- [Task instructions] In the material below, count the lines with the word "stabilization" and state that number only.

- [Data for this task]

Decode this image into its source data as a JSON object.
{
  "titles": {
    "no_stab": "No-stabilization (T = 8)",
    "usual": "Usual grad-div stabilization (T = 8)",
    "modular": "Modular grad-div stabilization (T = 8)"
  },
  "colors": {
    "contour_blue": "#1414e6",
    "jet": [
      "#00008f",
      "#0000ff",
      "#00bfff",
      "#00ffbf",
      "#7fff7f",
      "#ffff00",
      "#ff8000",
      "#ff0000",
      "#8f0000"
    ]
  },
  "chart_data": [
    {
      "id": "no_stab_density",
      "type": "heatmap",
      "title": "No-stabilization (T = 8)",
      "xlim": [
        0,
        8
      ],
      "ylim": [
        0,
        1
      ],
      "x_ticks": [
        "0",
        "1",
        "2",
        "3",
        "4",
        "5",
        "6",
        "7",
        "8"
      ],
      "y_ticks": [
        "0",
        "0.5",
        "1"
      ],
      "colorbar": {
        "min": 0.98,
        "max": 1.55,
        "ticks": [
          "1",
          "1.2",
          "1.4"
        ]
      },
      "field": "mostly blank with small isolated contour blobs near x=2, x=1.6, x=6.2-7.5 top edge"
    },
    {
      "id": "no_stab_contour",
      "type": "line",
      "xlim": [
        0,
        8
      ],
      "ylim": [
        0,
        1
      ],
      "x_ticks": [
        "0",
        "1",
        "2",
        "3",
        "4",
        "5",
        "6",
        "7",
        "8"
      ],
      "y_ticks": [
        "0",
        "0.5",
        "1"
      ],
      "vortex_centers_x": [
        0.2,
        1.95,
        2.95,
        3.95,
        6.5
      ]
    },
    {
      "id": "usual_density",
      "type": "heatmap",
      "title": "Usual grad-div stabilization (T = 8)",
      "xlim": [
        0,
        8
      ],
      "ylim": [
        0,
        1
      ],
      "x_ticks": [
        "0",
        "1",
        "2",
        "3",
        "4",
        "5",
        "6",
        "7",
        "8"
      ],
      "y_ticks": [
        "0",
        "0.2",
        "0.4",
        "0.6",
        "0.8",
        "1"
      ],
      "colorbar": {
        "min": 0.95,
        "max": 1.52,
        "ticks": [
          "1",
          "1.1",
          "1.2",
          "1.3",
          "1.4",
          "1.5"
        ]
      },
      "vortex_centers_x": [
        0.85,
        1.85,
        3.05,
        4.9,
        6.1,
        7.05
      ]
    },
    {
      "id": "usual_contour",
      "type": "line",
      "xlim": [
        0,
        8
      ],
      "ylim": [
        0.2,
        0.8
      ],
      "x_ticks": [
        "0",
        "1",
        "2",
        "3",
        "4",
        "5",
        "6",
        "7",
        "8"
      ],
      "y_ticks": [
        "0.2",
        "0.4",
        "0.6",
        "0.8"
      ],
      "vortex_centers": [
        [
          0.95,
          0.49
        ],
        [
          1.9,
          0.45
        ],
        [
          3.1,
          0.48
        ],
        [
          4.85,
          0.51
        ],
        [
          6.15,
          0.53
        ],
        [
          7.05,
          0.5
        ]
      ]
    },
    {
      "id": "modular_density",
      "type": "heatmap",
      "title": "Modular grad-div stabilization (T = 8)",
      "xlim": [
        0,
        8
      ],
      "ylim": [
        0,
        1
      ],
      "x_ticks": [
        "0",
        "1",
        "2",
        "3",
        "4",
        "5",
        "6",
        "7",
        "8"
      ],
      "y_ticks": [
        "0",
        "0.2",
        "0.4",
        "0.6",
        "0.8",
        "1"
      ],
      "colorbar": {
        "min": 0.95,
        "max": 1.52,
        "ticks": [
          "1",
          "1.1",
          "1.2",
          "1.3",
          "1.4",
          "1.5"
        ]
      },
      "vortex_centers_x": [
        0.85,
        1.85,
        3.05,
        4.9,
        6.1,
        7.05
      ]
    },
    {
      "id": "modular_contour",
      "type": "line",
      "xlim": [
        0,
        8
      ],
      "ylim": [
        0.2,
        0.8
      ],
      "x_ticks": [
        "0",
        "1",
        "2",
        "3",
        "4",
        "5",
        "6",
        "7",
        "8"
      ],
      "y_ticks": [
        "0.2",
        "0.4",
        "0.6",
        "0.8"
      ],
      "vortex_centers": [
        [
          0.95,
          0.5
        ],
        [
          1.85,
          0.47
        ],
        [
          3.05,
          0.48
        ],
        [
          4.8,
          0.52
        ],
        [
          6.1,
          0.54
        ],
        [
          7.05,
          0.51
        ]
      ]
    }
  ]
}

- [Final result] 6